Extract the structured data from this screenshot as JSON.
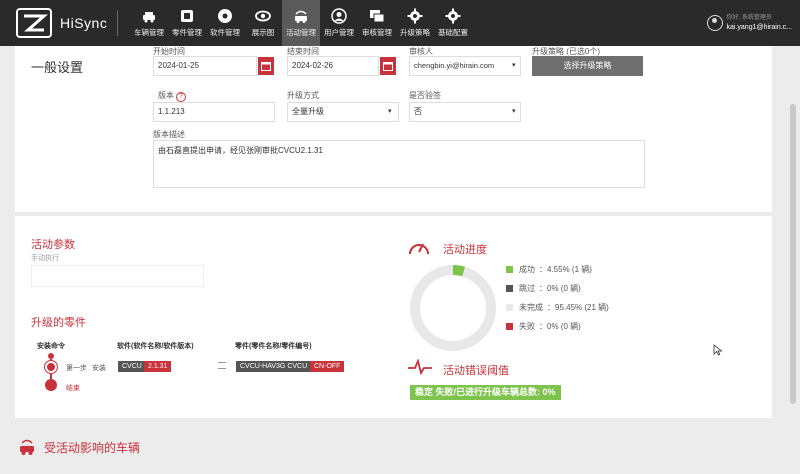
{
  "app": {
    "brand": "HiSync"
  },
  "nav": [
    {
      "label": "车辆管理",
      "icon": "car-icon"
    },
    {
      "label": "零件管理",
      "icon": "part-icon"
    },
    {
      "label": "软件管理",
      "icon": "disc-icon"
    },
    {
      "label": "展示图",
      "icon": "eye-icon"
    },
    {
      "label": "活动管理",
      "icon": "activity-car-icon",
      "active": true
    },
    {
      "label": "用户管理",
      "icon": "user-icon"
    },
    {
      "label": "审核管理",
      "icon": "review-icon"
    },
    {
      "label": "升级策略",
      "icon": "gear-icon"
    },
    {
      "label": "基础配置",
      "icon": "config-gear-icon"
    }
  ],
  "user": {
    "sub": "你好, 系统管理员",
    "name": "kai.yang1@hirain.c..."
  },
  "general": {
    "title": "一般设置",
    "start_label": "开始时间",
    "start_value": "2024-01-25",
    "end_label": "结束时间",
    "end_value": "2024-02-26",
    "reviewer_label": "审核人",
    "reviewer_value": "chengbin.yi@hirain.com",
    "strategy_label": "升级策略 (已选0个)",
    "strategy_button": "选择升级策略",
    "version_label": "版本",
    "version_value": "1.1.213",
    "mode_label": "升级方式",
    "mode_value": "全量升级",
    "verify_label": "是否验签",
    "verify_value": "否",
    "desc_label": "版本描述",
    "desc_value": "由石磊直提出申请，经见张刚审批CVCU2.1.31"
  },
  "params": {
    "title": "活动参数",
    "sub": "手动执行"
  },
  "parts": {
    "title": "升级的零件",
    "col_cmd": "安装命令",
    "col_sw": "软件(软件名称/软件版本)",
    "col_part": "零件(零件名称/零件编号)",
    "step1": "第一步",
    "step1_action": "安装",
    "step_end": "结束",
    "sw_name": "CVCU",
    "sw_ver": "2.1.31",
    "part_name": "CVCU-HAV3G CVCU",
    "part_no": "CN-OFF"
  },
  "progress": {
    "title": "活动进度",
    "legend": [
      {
        "label": "成功",
        "value": "：4.55% (1 辆)",
        "color": "#7dc34c"
      },
      {
        "label": "跳过",
        "value": "：0% (0 辆)",
        "color": "#555555"
      },
      {
        "label": "未完成",
        "value": "：95.45% (21 辆)",
        "color": "#e8e8e8"
      },
      {
        "label": "失败",
        "value": "：0% (0 辆)",
        "color": "#c8323a"
      }
    ]
  },
  "threshold": {
    "title": "活动错误阈值",
    "badge": "稳定   失败/已进行升级车辆总数: 0%"
  },
  "affected": {
    "title": "受活动影响的车辆"
  },
  "chart_data": {
    "type": "pie",
    "categories": [
      "成功",
      "跳过",
      "未完成",
      "失败"
    ],
    "values": [
      4.55,
      0,
      95.45,
      0
    ]
  }
}
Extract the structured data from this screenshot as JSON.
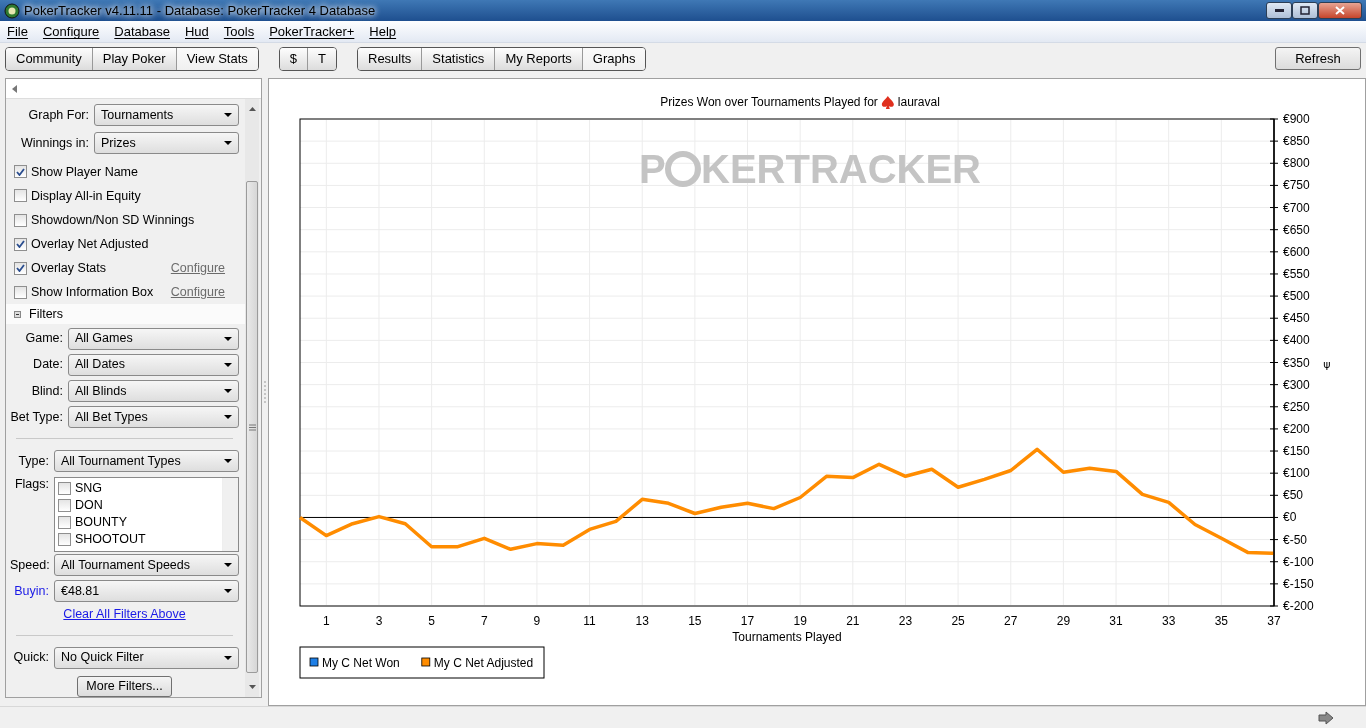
{
  "window": {
    "title": "PokerTracker v4.11.11 - Database: PokerTracker 4 Database"
  },
  "menu": [
    "File",
    "Configure",
    "Database",
    "Hud",
    "Tools",
    "PokerTracker+",
    "Help"
  ],
  "toolbar_groups": [
    {
      "buttons": [
        {
          "label": "Community",
          "selected": false
        },
        {
          "label": "Play Poker",
          "selected": false
        },
        {
          "label": "View Stats",
          "selected": true
        }
      ]
    },
    {
      "buttons": [
        {
          "label": "$",
          "selected": false
        },
        {
          "label": "T",
          "selected": false
        }
      ]
    },
    {
      "buttons": [
        {
          "label": "Results",
          "selected": false
        },
        {
          "label": "Statistics",
          "selected": false
        },
        {
          "label": "My Reports",
          "selected": false
        },
        {
          "label": "Graphs",
          "selected": true
        }
      ]
    }
  ],
  "refresh_button": "Refresh",
  "settings": {
    "selects": [
      {
        "label": "Graph For:",
        "value": "Tournaments"
      },
      {
        "label": "Winnings in:",
        "value": "Prizes"
      }
    ],
    "checkboxes": [
      {
        "label": "Show Player Name",
        "checked": true
      },
      {
        "label": "Display All-in Equity",
        "checked": false
      },
      {
        "label": "Showdown/Non SD Winnings",
        "checked": false
      },
      {
        "label": "Overlay Net Adjusted",
        "checked": true
      },
      {
        "label": "Overlay Stats",
        "checked": true,
        "link": "Configure"
      },
      {
        "label": "Show Information Box",
        "checked": false,
        "link": "Configure"
      }
    ]
  },
  "filters": {
    "title": "Filters",
    "selects": [
      {
        "label": "Game:",
        "value": "All Games"
      },
      {
        "label": "Date:",
        "value": "All Dates"
      },
      {
        "label": "Blind:",
        "value": "All Blinds"
      },
      {
        "label": "Bet Type:",
        "value": "All Bet Types"
      }
    ],
    "type": {
      "label": "Type:",
      "value": "All Tournament Types"
    },
    "flags": {
      "label": "Flags:",
      "items": [
        {
          "label": "SNG",
          "checked": false
        },
        {
          "label": "DON",
          "checked": false
        },
        {
          "label": "BOUNTY",
          "checked": false
        },
        {
          "label": "SHOOTOUT",
          "checked": false
        }
      ]
    },
    "lower_selects": [
      {
        "label": "Speed:",
        "value": "All Tournament Speeds",
        "highlighted": false
      },
      {
        "label": "Buyin:",
        "value": "€48.81",
        "highlighted": true
      }
    ],
    "clear_link": "Clear All Filters Above",
    "quick": {
      "label": "Quick:",
      "value": "No Quick Filter"
    },
    "more_button": "More Filters..."
  },
  "graph": {
    "title": "Prizes Won over Tournaments Played for",
    "player": "lauraval",
    "logo": {
      "left": "P",
      "right": "KERTRACKER"
    },
    "chart_data": {
      "type": "line",
      "grid": true,
      "xlabel": "Tournaments Played",
      "ylabel": "ψ",
      "x": [
        0,
        1,
        2,
        3,
        4,
        5,
        6,
        7,
        8,
        9,
        10,
        11,
        12,
        13,
        14,
        15,
        16,
        17,
        18,
        19,
        20,
        21,
        22,
        23,
        24,
        25,
        26,
        27,
        28,
        29,
        30,
        31,
        32,
        33,
        34,
        35,
        36,
        37
      ],
      "series": [
        {
          "name": "My C Net Won",
          "color": "#1e7fe6",
          "values": [
            null,
            null,
            null,
            null,
            null,
            null,
            null,
            null,
            null,
            null,
            null,
            null,
            null,
            null,
            null,
            null,
            null,
            null,
            null,
            null,
            null,
            null,
            null,
            null,
            null,
            null,
            null,
            null,
            null,
            null,
            null,
            null,
            null,
            null,
            null,
            null,
            null,
            null
          ]
        },
        {
          "name": "My C Net Adjusted",
          "color": "#ff8c00",
          "values": [
            0,
            -41,
            -14,
            2,
            -14,
            -66,
            -66,
            -47,
            -72,
            -59,
            -63,
            -27,
            -9,
            41,
            32,
            9,
            23,
            32,
            20,
            45,
            93,
            90,
            120,
            93,
            109,
            68,
            86,
            106,
            154,
            102,
            111,
            104,
            52,
            34,
            -16,
            -47,
            -79,
            -81
          ]
        }
      ],
      "xlim": [
        0,
        37
      ],
      "ylim": [
        -200,
        900
      ],
      "xticks": [
        1,
        3,
        5,
        7,
        9,
        11,
        13,
        15,
        17,
        19,
        21,
        23,
        25,
        27,
        29,
        31,
        33,
        35,
        37
      ],
      "yticks": [
        {
          "value": 900,
          "label": "€900"
        },
        {
          "value": 850,
          "label": "€850"
        },
        {
          "value": 800,
          "label": "€800"
        },
        {
          "value": 750,
          "label": "€750"
        },
        {
          "value": 700,
          "label": "€700"
        },
        {
          "value": 650,
          "label": "€650"
        },
        {
          "value": 600,
          "label": "€600"
        },
        {
          "value": 550,
          "label": "€550"
        },
        {
          "value": 500,
          "label": "€500"
        },
        {
          "value": 450,
          "label": "€450"
        },
        {
          "value": 400,
          "label": "€400"
        },
        {
          "value": 350,
          "label": "€350"
        },
        {
          "value": 300,
          "label": "€300"
        },
        {
          "value": 250,
          "label": "€250"
        },
        {
          "value": 200,
          "label": "€200"
        },
        {
          "value": 150,
          "label": "€150"
        },
        {
          "value": 100,
          "label": "€100"
        },
        {
          "value": 50,
          "label": "€50"
        },
        {
          "value": 0,
          "label": "€0"
        },
        {
          "value": -50,
          "label": "€-50"
        },
        {
          "value": -100,
          "label": "€-100"
        },
        {
          "value": -150,
          "label": "€-150"
        },
        {
          "value": -200,
          "label": "€-200"
        }
      ]
    }
  }
}
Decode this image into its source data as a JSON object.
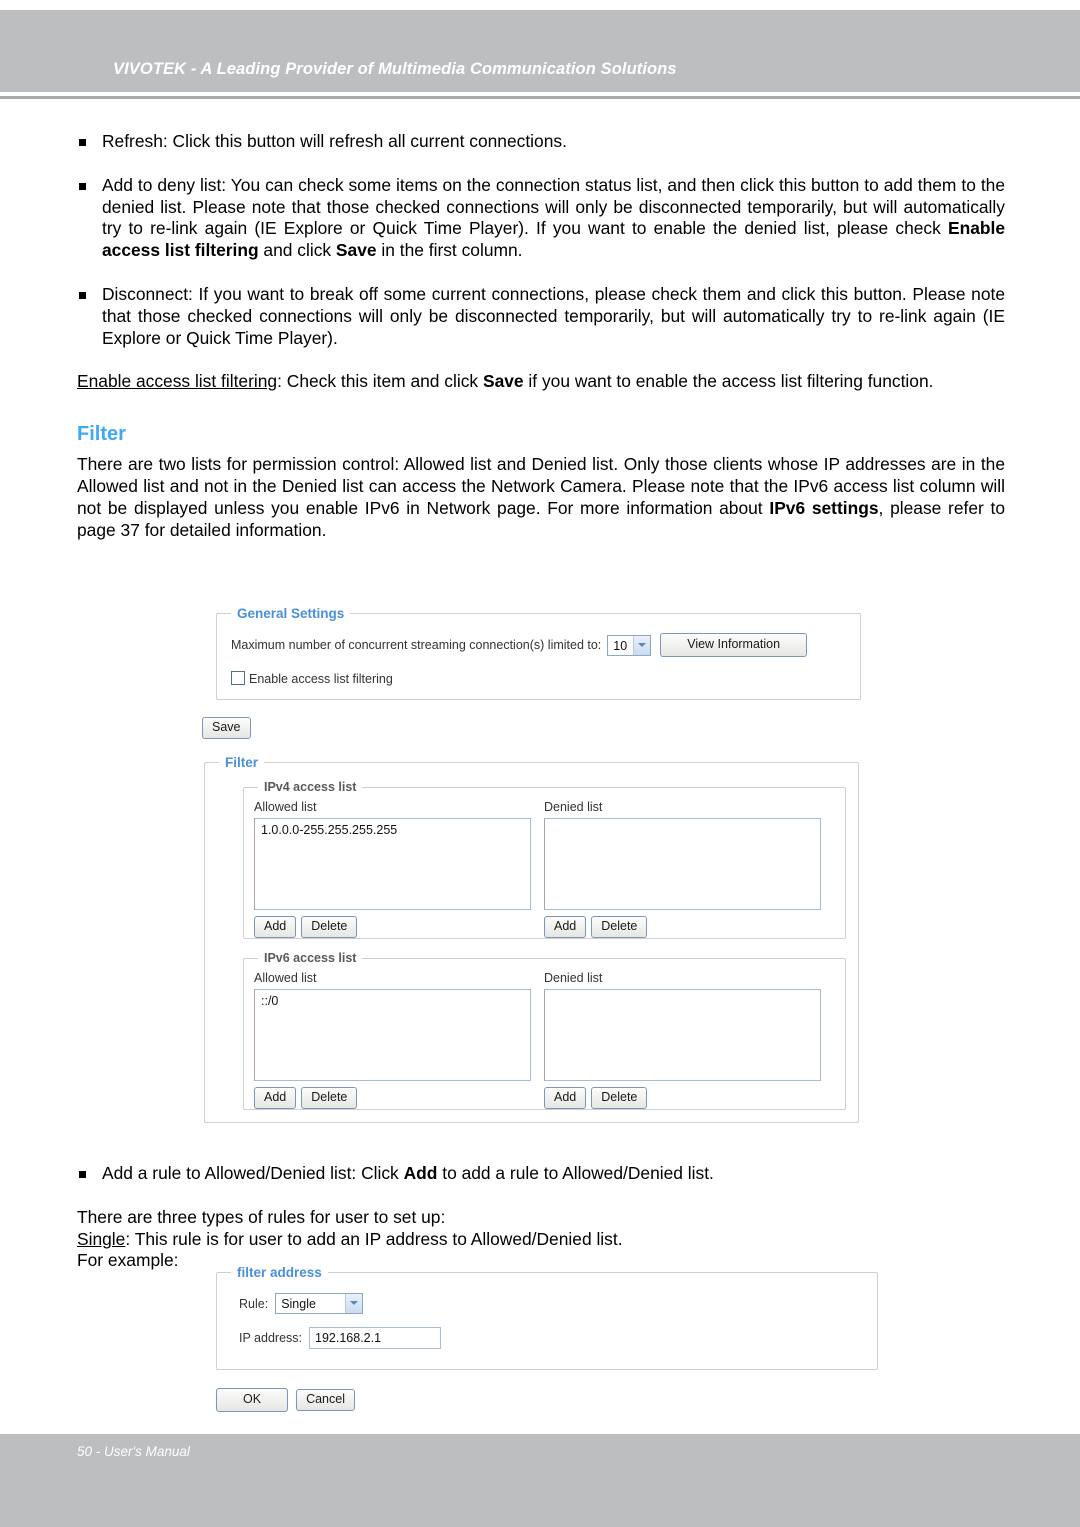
{
  "header": {
    "title": "VIVOTEK - A Leading Provider of Multimedia Communication Solutions"
  },
  "footer": {
    "text": "50 - User's Manual"
  },
  "body": {
    "bullet_refresh": "Refresh: Click this button will refresh all current connections.",
    "bullet_add_deny_1": "Add to deny list: You can check some items on the connection status list, and then click this button to add them to the denied list. Please note that those checked connections will only be disconnected temporarily, but will automatically try to re-link again (IE Explore or Quick Time Player). If you want to enable the denied list, please check ",
    "bullet_add_deny_bold1": "Enable access list filtering",
    "bullet_add_deny_mid": " and click ",
    "bullet_add_deny_bold2": "Save",
    "bullet_add_deny_end": " in the first column.",
    "bullet_disconnect": "Disconnect: If you want to break off some current connections, please check them and click this button. Please note that those checked connections will only be disconnected temporarily, but will automatically try to re-link again (IE Explore or Quick Time Player).",
    "enable_filtering_underline": "Enable access list filtering",
    "enable_filtering_1": ": Check this item and click ",
    "enable_filtering_bold": "Save",
    "enable_filtering_2": " if you want to enable the access list filtering function.",
    "filter_heading": "Filter",
    "filter_para_1": "There are two lists for permission control: Allowed list and Denied list. Only those clients whose IP addresses are in the Allowed list and not in the Denied list can access the Network Camera. Please note that the IPv6 access list column will not be displayed unless you enable IPv6 in Network page. For more information about ",
    "filter_para_bold": "IPv6 settings",
    "filter_para_2": ", please refer to page 37 for detailed information.",
    "bullet_add_rule_1": "Add a rule to Allowed/Denied list: Click ",
    "bullet_add_rule_bold": "Add",
    "bullet_add_rule_2": " to add a rule to Allowed/Denied list.",
    "three_types": "There are three types of rules for user to set up:",
    "single_underline": "Single",
    "single_rest": ": This rule is for user to add an IP address to Allowed/Denied list.",
    "for_example": "For example:"
  },
  "general_settings": {
    "legend": "General Settings",
    "max_conn_label": "Maximum number of concurrent streaming connection(s) limited to:",
    "max_conn_value": "10",
    "view_information_button": "View Information",
    "enable_filtering_checkbox_label": "Enable access list filtering",
    "enable_filtering_checked": false,
    "save_button": "Save"
  },
  "filter_panel": {
    "legend": "Filter",
    "ipv4": {
      "legend": "IPv4 access list",
      "allowed_label": "Allowed list",
      "allowed_items": "1.0.0.0-255.255.255.255",
      "denied_label": "Denied list",
      "denied_items": "",
      "add_button": "Add",
      "delete_button": "Delete"
    },
    "ipv6": {
      "legend": "IPv6 access list",
      "allowed_label": "Allowed list",
      "allowed_items": "::/0",
      "denied_label": "Denied list",
      "denied_items": "",
      "add_button": "Add",
      "delete_button": "Delete"
    }
  },
  "filter_address": {
    "legend": "filter address",
    "rule_label": "Rule:",
    "rule_value": "Single",
    "ip_label": "IP address:",
    "ip_value": "192.168.2.1",
    "ok_button": "OK",
    "cancel_button": "Cancel"
  },
  "colors": {
    "header_band": "#bcbec0",
    "heading_blue": "#3fa9f5",
    "legend_blue": "#4a90d9",
    "page_bg": "#ffffff"
  }
}
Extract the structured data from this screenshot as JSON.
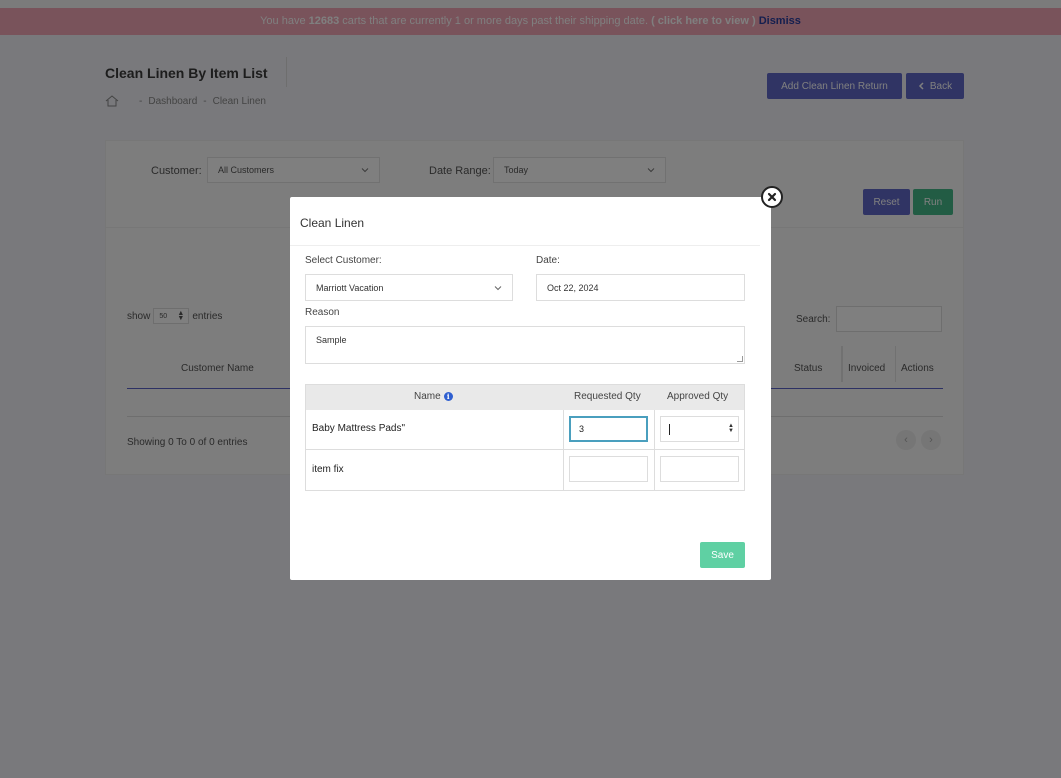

*****

(DIRECTION): Among the lines of the material, find those that hold the word "icon" and copy them.

(RESULT):
      "icon": "car-icon"
      "icon": "part-icon"
      "icon": "disc-icon"
      "icon": "eye-icon"
      "icon": "activity-car-icon",
      "icon": "user-icon"
      "icon": "review-icon"
      "icon": "gear-icon"
      "icon": "config-gear-icon"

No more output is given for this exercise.